Extract every line from the records below that contains the word "JSON".
— begin EXERCISE MATERIAL —
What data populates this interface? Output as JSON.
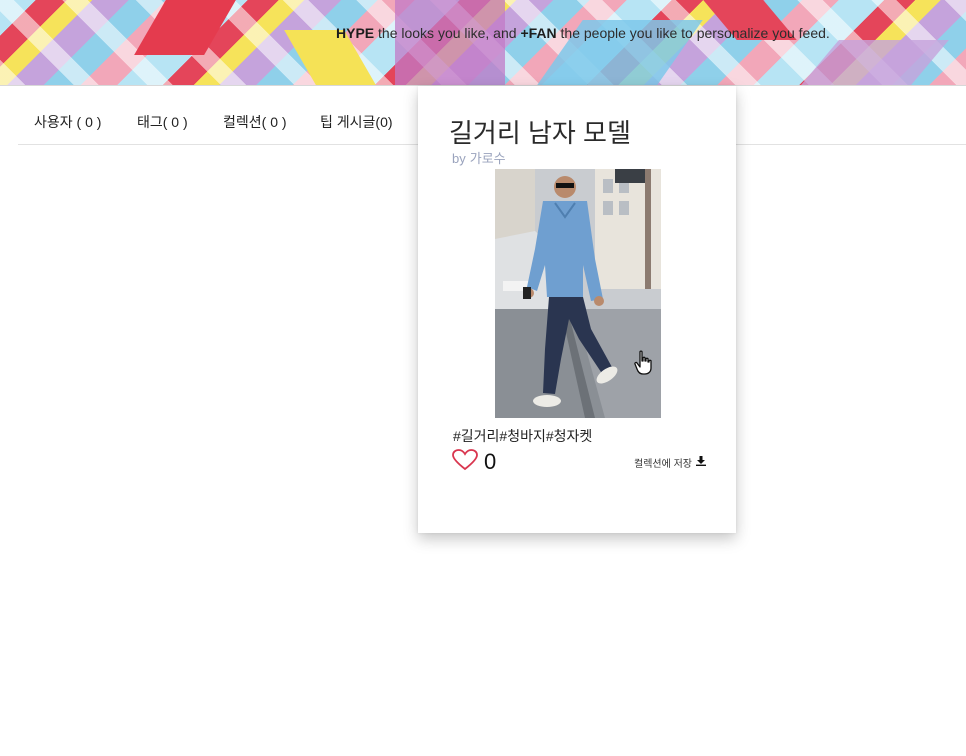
{
  "banner": {
    "tagline": {
      "hype": "HYPE",
      "part1": " the looks you like, and ",
      "fan": "+FAN",
      "part2": " the people you like to personalize you feed."
    }
  },
  "tabs": [
    {
      "label": "사용자 ( 0 )"
    },
    {
      "label": "태그( 0 )"
    },
    {
      "label": "컬렉션( 0 )"
    },
    {
      "label": "팁 게시글(0)"
    }
  ],
  "card": {
    "title": "길거리 남자 모델",
    "author_prefix": "by",
    "author": "가로수",
    "photo_icon": "man-walking-photo",
    "hashtags": "#길거리#청바지#청자켓",
    "like_icon": "heart-outline-icon",
    "like_count": "0",
    "save_label": "컬렉션에 저장",
    "save_icon": "download-icon"
  },
  "colors": {
    "author": "#9aa3bd",
    "heart": "#d9364f"
  }
}
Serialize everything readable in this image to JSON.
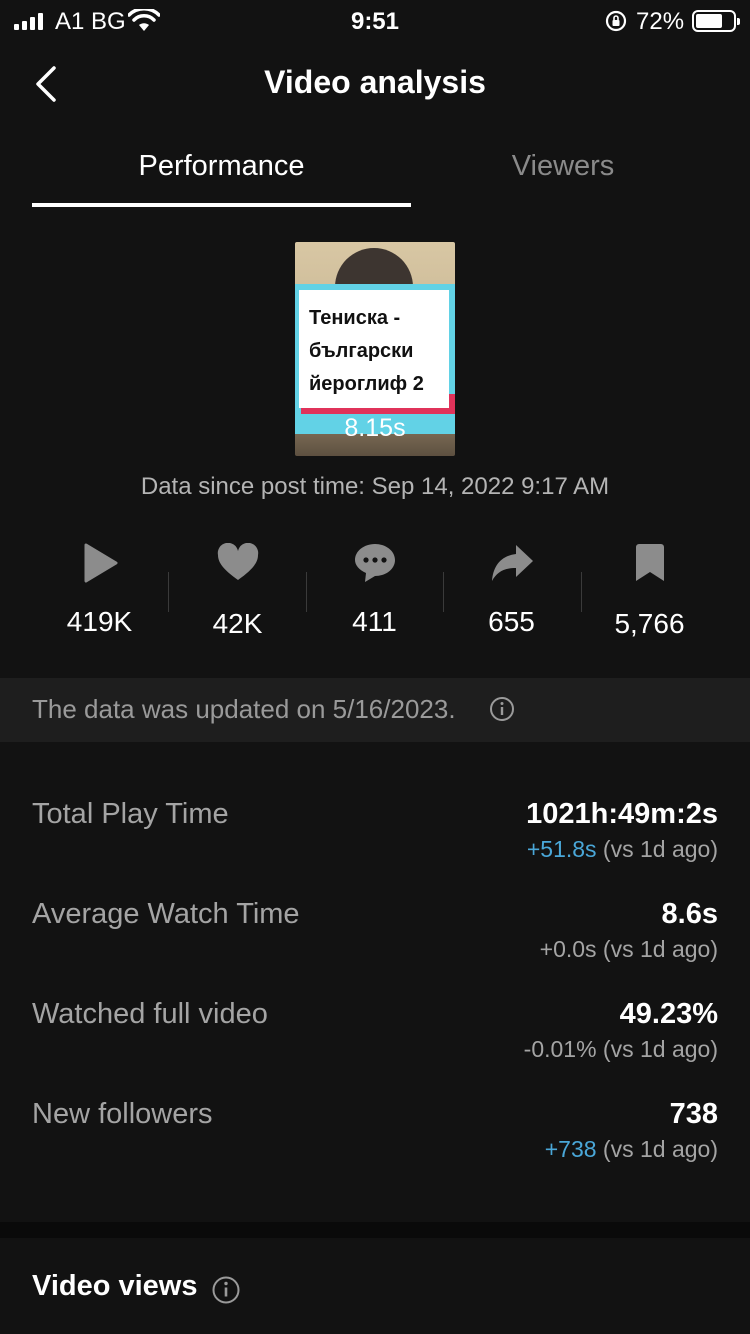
{
  "status_bar": {
    "carrier": "A1 BG",
    "time": "9:51",
    "battery": "72%",
    "battery_level": 0.72
  },
  "header": {
    "title": "Video analysis",
    "back_icon": "chevron-left-icon"
  },
  "tabs": [
    {
      "label": "Performance",
      "active": true
    },
    {
      "label": "Viewers",
      "active": false
    }
  ],
  "video": {
    "thumbnail_lines": [
      "Тениска -",
      "български",
      "йероглиф 2"
    ],
    "duration": "8.15s",
    "post_time": "Data since post time: Sep 14, 2022 9:17 AM"
  },
  "stats": [
    {
      "icon": "play-icon",
      "value": "419K"
    },
    {
      "icon": "heart-icon",
      "value": "42K"
    },
    {
      "icon": "comment-icon",
      "value": "411"
    },
    {
      "icon": "share-icon",
      "value": "655"
    },
    {
      "icon": "bookmark-icon",
      "value": "5,766"
    }
  ],
  "update_notice": "The data was updated on 5/16/2023.",
  "metrics": [
    {
      "label": "Total Play Time",
      "value": "1021h:49m:2s",
      "delta": "+51.8s",
      "delta_suffix": " (vs 1d ago)",
      "delta_color": "#4aa7d8"
    },
    {
      "label": "Average Watch Time",
      "value": "8.6s",
      "delta": "+0.0s",
      "delta_suffix": " (vs 1d ago)",
      "delta_color": "#a4a4a4"
    },
    {
      "label": "Watched full video",
      "value": "49.23%",
      "delta": "-0.01%",
      "delta_suffix": " (vs 1d ago)",
      "delta_color": "#a4a4a4"
    },
    {
      "label": "New followers",
      "value": "738",
      "delta": "+738",
      "delta_suffix": " (vs 1d ago)",
      "delta_color": "#4aa7d8"
    }
  ],
  "video_views_title": "Video views",
  "colors": {
    "background": "#121212",
    "accent_blue": "#4aa7d8",
    "muted_text": "#a4a4a4"
  }
}
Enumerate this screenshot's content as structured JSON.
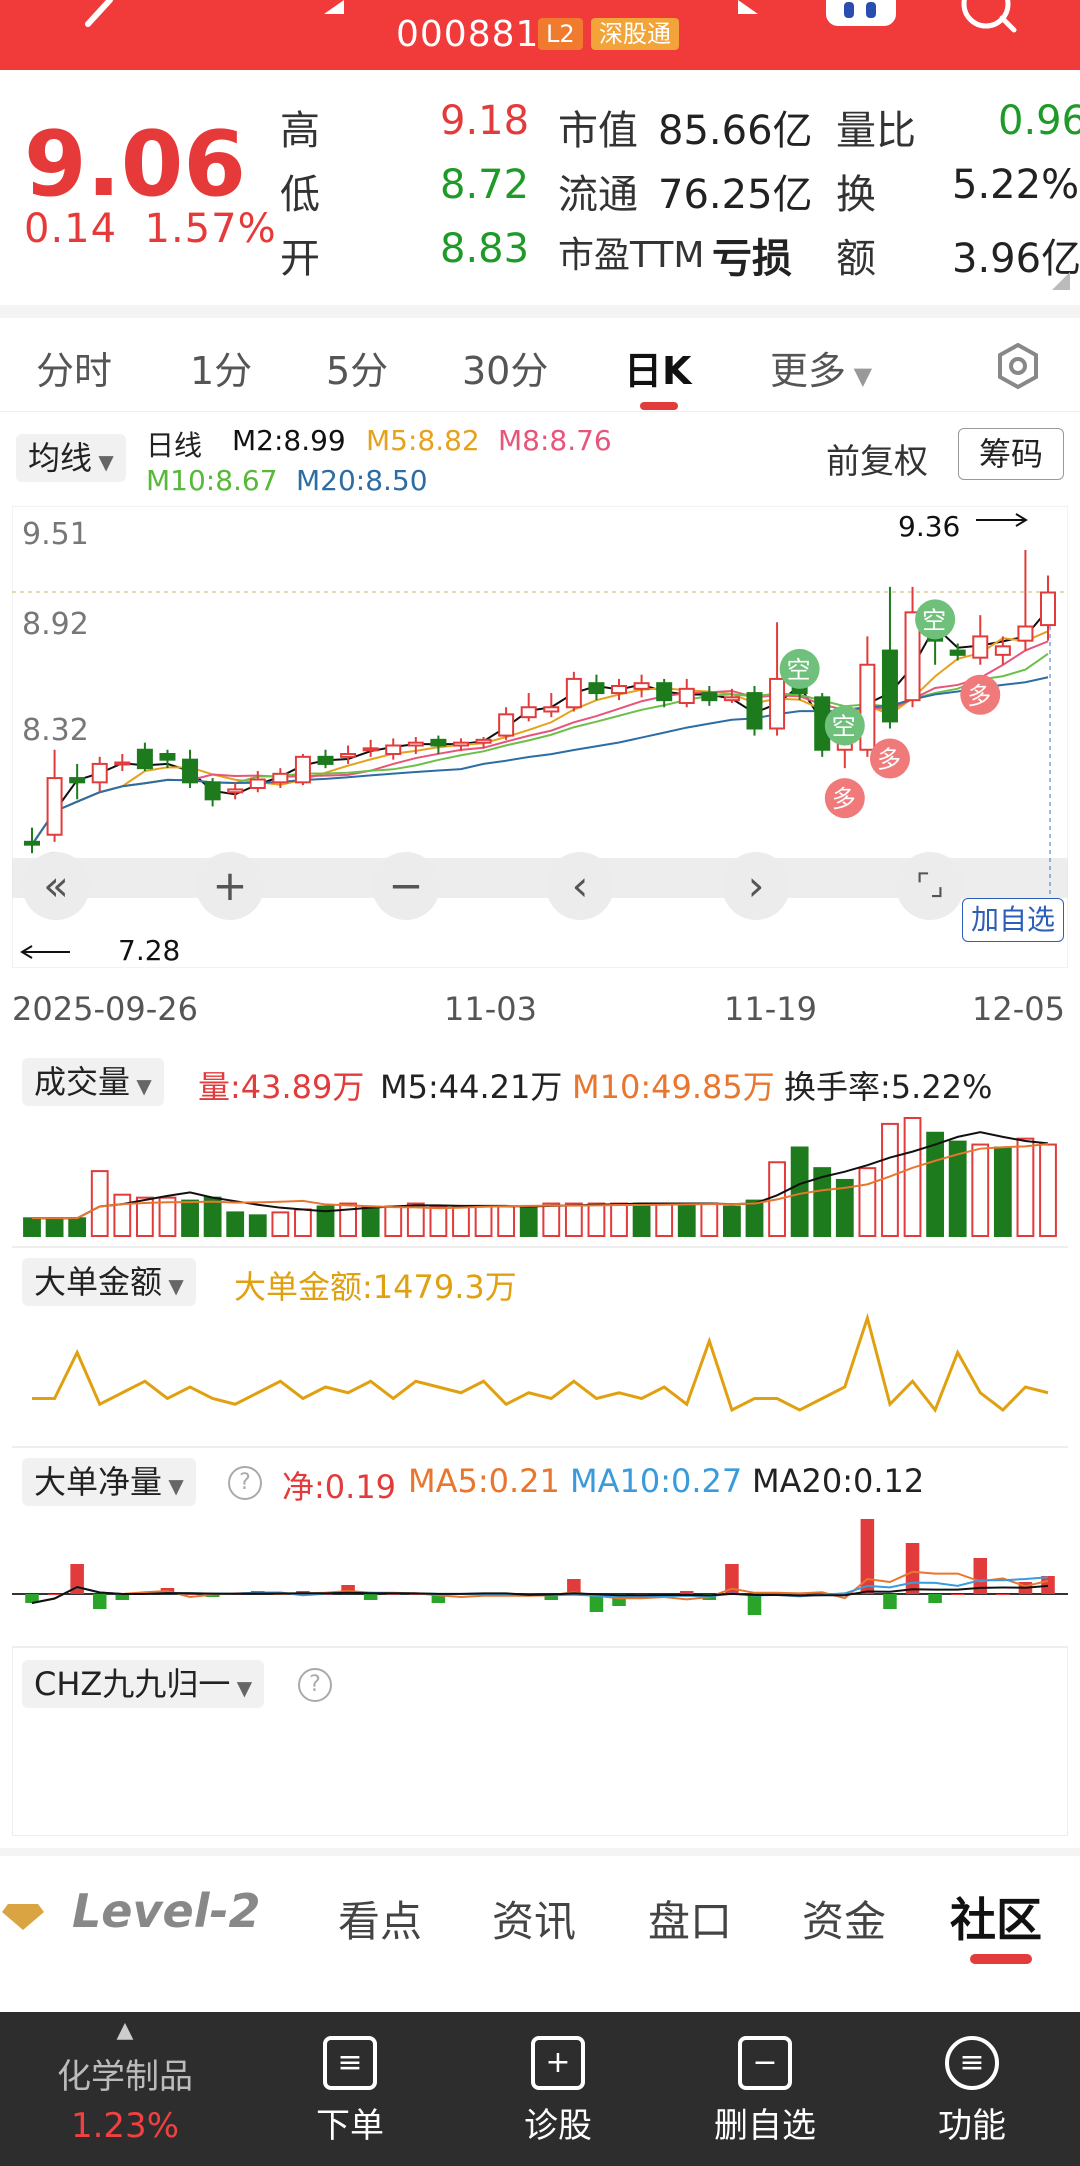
{
  "header": {
    "code": "000881",
    "l2_badge": "L2",
    "connect_badge": "深股通"
  },
  "quote": {
    "price": "9.06",
    "change": "0.14",
    "change_pct": "1.57%",
    "high_label": "高",
    "high": "9.18",
    "low_label": "低",
    "low": "8.72",
    "open_label": "开",
    "open": "8.83",
    "mktcap_label": "市值",
    "mktcap": "85.66亿",
    "float_label": "流通",
    "float": "76.25亿",
    "pe_label": "市盈TTM",
    "pe": "亏损",
    "volratio_label": "量比",
    "volratio": "0.96",
    "turnover_label": "换",
    "turnover": "5.22%",
    "amount_label": "额",
    "amount": "3.96亿"
  },
  "tabs": [
    "分时",
    "1分",
    "5分",
    "30分",
    "日K",
    "更多"
  ],
  "active_tab": "日K",
  "kline": {
    "indicator_select": "均线",
    "period": "日线",
    "m2": "M2:8.99",
    "m5": "M5:8.82",
    "m8": "M8:8.76",
    "m10": "M10:8.67",
    "m20": "M20:8.50",
    "adjust": "前复权",
    "chips_button": "筹码",
    "y_labels": [
      "9.51",
      "8.92",
      "8.32"
    ],
    "high_marker": "9.36",
    "low_marker": "7.28",
    "x_labels": [
      "2025-09-26",
      "11-03",
      "11-19",
      "12-05"
    ],
    "add_watch": "加自选",
    "kong": "空",
    "duo": "多"
  },
  "volume": {
    "select": "成交量",
    "vol": "量:43.89万",
    "m5": "M5:44.21万",
    "m10": "M10:49.85万",
    "turnover": "换手率:5.22%"
  },
  "bigorder": {
    "select": "大单金额",
    "value": "大单金额:1479.3万"
  },
  "bignet": {
    "select": "大单净量",
    "net": "净:0.19",
    "ma5": "MA5:0.21",
    "ma10": "MA10:0.27",
    "ma20": "MA20:0.12"
  },
  "chz": {
    "select": "CHZ九九归一"
  },
  "bottom_tabs": [
    "Level-2",
    "看点",
    "资讯",
    "盘口",
    "资金",
    "社区"
  ],
  "bottom_bar": {
    "sector": "化学制品",
    "sector_pct": "1.23%",
    "items": [
      "下单",
      "诊股",
      "删自选",
      "功能"
    ]
  },
  "colors": {
    "up": "#e23b3b",
    "down": "#1d7a1d",
    "ma2": "#111111",
    "ma5": "#e6a11d",
    "ma8": "#e8557a",
    "ma10": "#6cc04a",
    "ma20": "#2e6da4"
  },
  "chart_data": {
    "type": "candlestick",
    "candles": [
      {
        "o": 7.3,
        "c": 7.28,
        "h": 7.4,
        "l": 7.22
      },
      {
        "o": 7.35,
        "c": 7.75,
        "h": 7.95,
        "l": 7.3
      },
      {
        "o": 7.75,
        "c": 7.72,
        "h": 7.85,
        "l": 7.6
      },
      {
        "o": 7.72,
        "c": 7.85,
        "h": 7.9,
        "l": 7.65
      },
      {
        "o": 7.85,
        "c": 7.86,
        "h": 7.92,
        "l": 7.8
      },
      {
        "o": 7.95,
        "c": 7.82,
        "h": 8.0,
        "l": 7.8
      },
      {
        "o": 7.92,
        "c": 7.88,
        "h": 7.95,
        "l": 7.82
      },
      {
        "o": 7.88,
        "c": 7.72,
        "h": 7.95,
        "l": 7.68
      },
      {
        "o": 7.72,
        "c": 7.6,
        "h": 7.75,
        "l": 7.55
      },
      {
        "o": 7.65,
        "c": 7.67,
        "h": 7.72,
        "l": 7.6
      },
      {
        "o": 7.68,
        "c": 7.74,
        "h": 7.8,
        "l": 7.65
      },
      {
        "o": 7.72,
        "c": 7.78,
        "h": 7.82,
        "l": 7.68
      },
      {
        "o": 7.72,
        "c": 7.9,
        "h": 7.92,
        "l": 7.7
      },
      {
        "o": 7.9,
        "c": 7.85,
        "h": 7.95,
        "l": 7.82
      },
      {
        "o": 7.9,
        "c": 7.92,
        "h": 7.98,
        "l": 7.85
      },
      {
        "o": 7.95,
        "c": 7.96,
        "h": 8.02,
        "l": 7.9
      },
      {
        "o": 7.92,
        "c": 7.98,
        "h": 8.03,
        "l": 7.88
      },
      {
        "o": 7.98,
        "c": 8.0,
        "h": 8.04,
        "l": 7.92
      },
      {
        "o": 8.02,
        "c": 7.98,
        "h": 8.05,
        "l": 7.92
      },
      {
        "o": 7.98,
        "c": 8.0,
        "h": 8.03,
        "l": 7.94
      },
      {
        "o": 8.0,
        "c": 8.02,
        "h": 8.04,
        "l": 7.96
      },
      {
        "o": 8.05,
        "c": 8.2,
        "h": 8.25,
        "l": 8.02
      },
      {
        "o": 8.18,
        "c": 8.25,
        "h": 8.35,
        "l": 8.15
      },
      {
        "o": 8.22,
        "c": 8.25,
        "h": 8.35,
        "l": 8.18
      },
      {
        "o": 8.25,
        "c": 8.45,
        "h": 8.5,
        "l": 8.22
      },
      {
        "o": 8.42,
        "c": 8.35,
        "h": 8.48,
        "l": 8.3
      },
      {
        "o": 8.35,
        "c": 8.4,
        "h": 8.45,
        "l": 8.3
      },
      {
        "o": 8.38,
        "c": 8.42,
        "h": 8.48,
        "l": 8.32
      },
      {
        "o": 8.42,
        "c": 8.3,
        "h": 8.45,
        "l": 8.25
      },
      {
        "o": 8.28,
        "c": 8.38,
        "h": 8.45,
        "l": 8.25
      },
      {
        "o": 8.35,
        "c": 8.3,
        "h": 8.4,
        "l": 8.26
      },
      {
        "o": 8.3,
        "c": 8.32,
        "h": 8.38,
        "l": 8.28
      },
      {
        "o": 8.35,
        "c": 8.1,
        "h": 8.4,
        "l": 8.05
      },
      {
        "o": 8.1,
        "c": 8.45,
        "h": 8.85,
        "l": 8.05
      },
      {
        "o": 8.4,
        "c": 8.35,
        "h": 8.45,
        "l": 8.3
      },
      {
        "o": 8.32,
        "c": 7.95,
        "h": 8.35,
        "l": 7.9
      },
      {
        "o": 7.95,
        "c": 8.0,
        "h": 8.05,
        "l": 7.82
      },
      {
        "o": 7.95,
        "c": 8.55,
        "h": 8.75,
        "l": 7.9
      },
      {
        "o": 8.65,
        "c": 8.15,
        "h": 9.1,
        "l": 8.1
      },
      {
        "o": 8.3,
        "c": 8.92,
        "h": 9.1,
        "l": 8.25
      },
      {
        "o": 8.78,
        "c": 8.72,
        "h": 8.8,
        "l": 8.55
      },
      {
        "o": 8.65,
        "c": 8.62,
        "h": 8.7,
        "l": 8.58
      },
      {
        "o": 8.6,
        "c": 8.75,
        "h": 8.9,
        "l": 8.55
      },
      {
        "o": 8.62,
        "c": 8.68,
        "h": 8.75,
        "l": 8.55
      },
      {
        "o": 8.72,
        "c": 8.82,
        "h": 9.36,
        "l": 8.65
      },
      {
        "o": 8.83,
        "c": 9.06,
        "h": 9.18,
        "l": 8.72
      }
    ],
    "ylim": [
      7.2,
      9.6
    ],
    "volume": [
      6,
      6,
      6,
      22,
      14,
      13,
      13,
      12,
      13,
      8,
      7,
      8,
      9,
      10,
      11,
      10,
      10,
      11,
      10,
      10,
      10,
      10,
      10,
      11,
      11,
      11,
      11,
      11,
      11,
      11,
      11,
      10,
      12,
      25,
      30,
      23,
      19,
      23,
      38,
      40,
      35,
      32,
      31,
      30,
      33,
      31
    ],
    "volume_up": [
      0,
      0,
      0,
      1,
      1,
      1,
      1,
      0,
      0,
      0,
      0,
      1,
      1,
      0,
      1,
      0,
      1,
      1,
      1,
      1,
      1,
      1,
      0,
      1,
      1,
      1,
      1,
      0,
      1,
      0,
      1,
      0,
      0,
      1,
      0,
      0,
      0,
      1,
      1,
      1,
      0,
      0,
      1,
      0,
      1,
      1
    ],
    "bigorder_amount": [
      30,
      30,
      70,
      25,
      35,
      45,
      30,
      40,
      30,
      25,
      35,
      45,
      30,
      40,
      35,
      45,
      30,
      45,
      40,
      35,
      45,
      25,
      35,
      30,
      45,
      30,
      35,
      30,
      40,
      25,
      80,
      20,
      30,
      30,
      20,
      30,
      40,
      100,
      25,
      45,
      20,
      70,
      35,
      20,
      40,
      35
    ],
    "bignet": [
      -0.03,
      0.0,
      0.1,
      -0.05,
      -0.02,
      0.0,
      0.02,
      0.0,
      -0.01,
      0.0,
      0.01,
      0.0,
      0.01,
      0.0,
      0.03,
      -0.02,
      0.0,
      0.0,
      -0.03,
      0.0,
      0.0,
      0.0,
      0.0,
      -0.02,
      0.05,
      -0.06,
      -0.04,
      0.0,
      0.0,
      0.01,
      -0.02,
      0.1,
      -0.07,
      0.0,
      0.0,
      0.0,
      0.0,
      0.25,
      -0.05,
      0.17,
      -0.03,
      0.0,
      0.12,
      0.0,
      0.04,
      0.06
    ]
  }
}
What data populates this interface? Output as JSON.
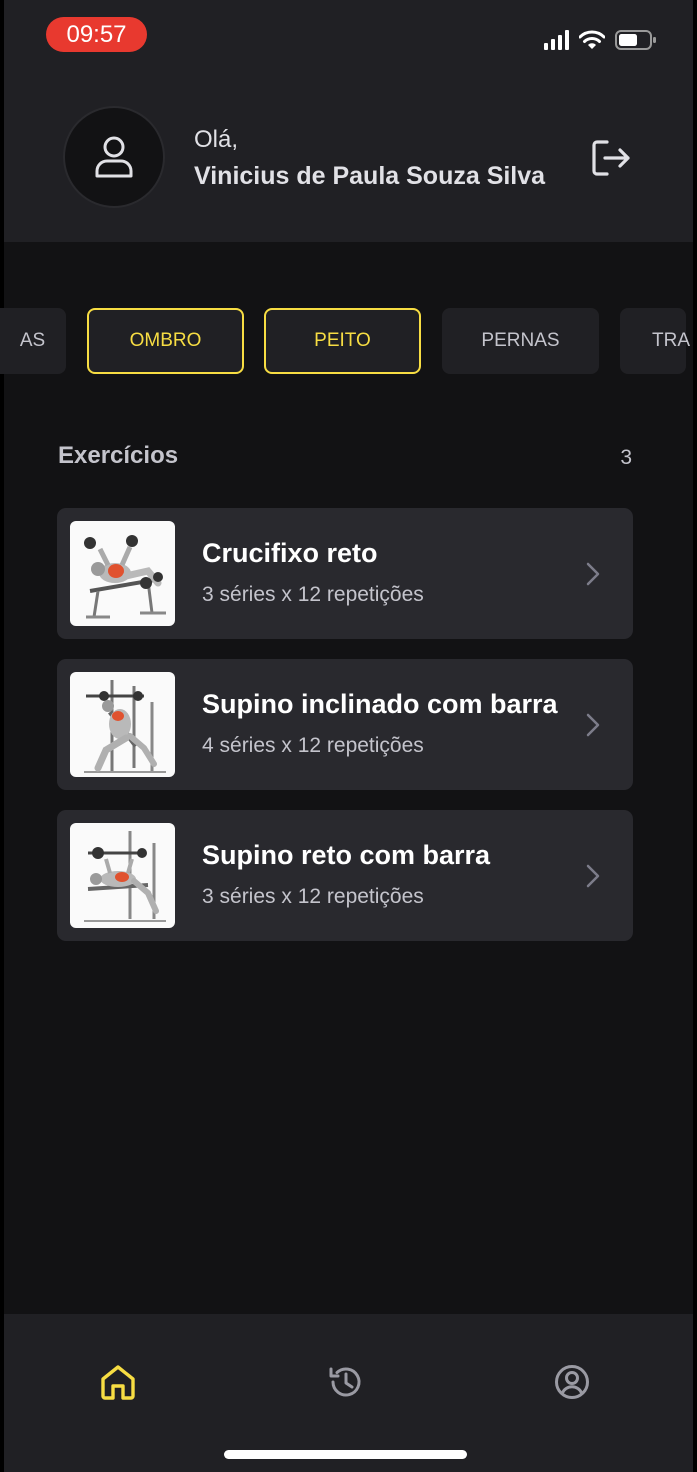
— end EXERCISE MATERIAL —
• _RESULT OF THIS TASK_:
What data populates this interface? Output as JSON.
Serialize everything readable in this image to JSON.
Enumerate this screenshot's content as structured JSON.
What data populates this interface? Output as JSON.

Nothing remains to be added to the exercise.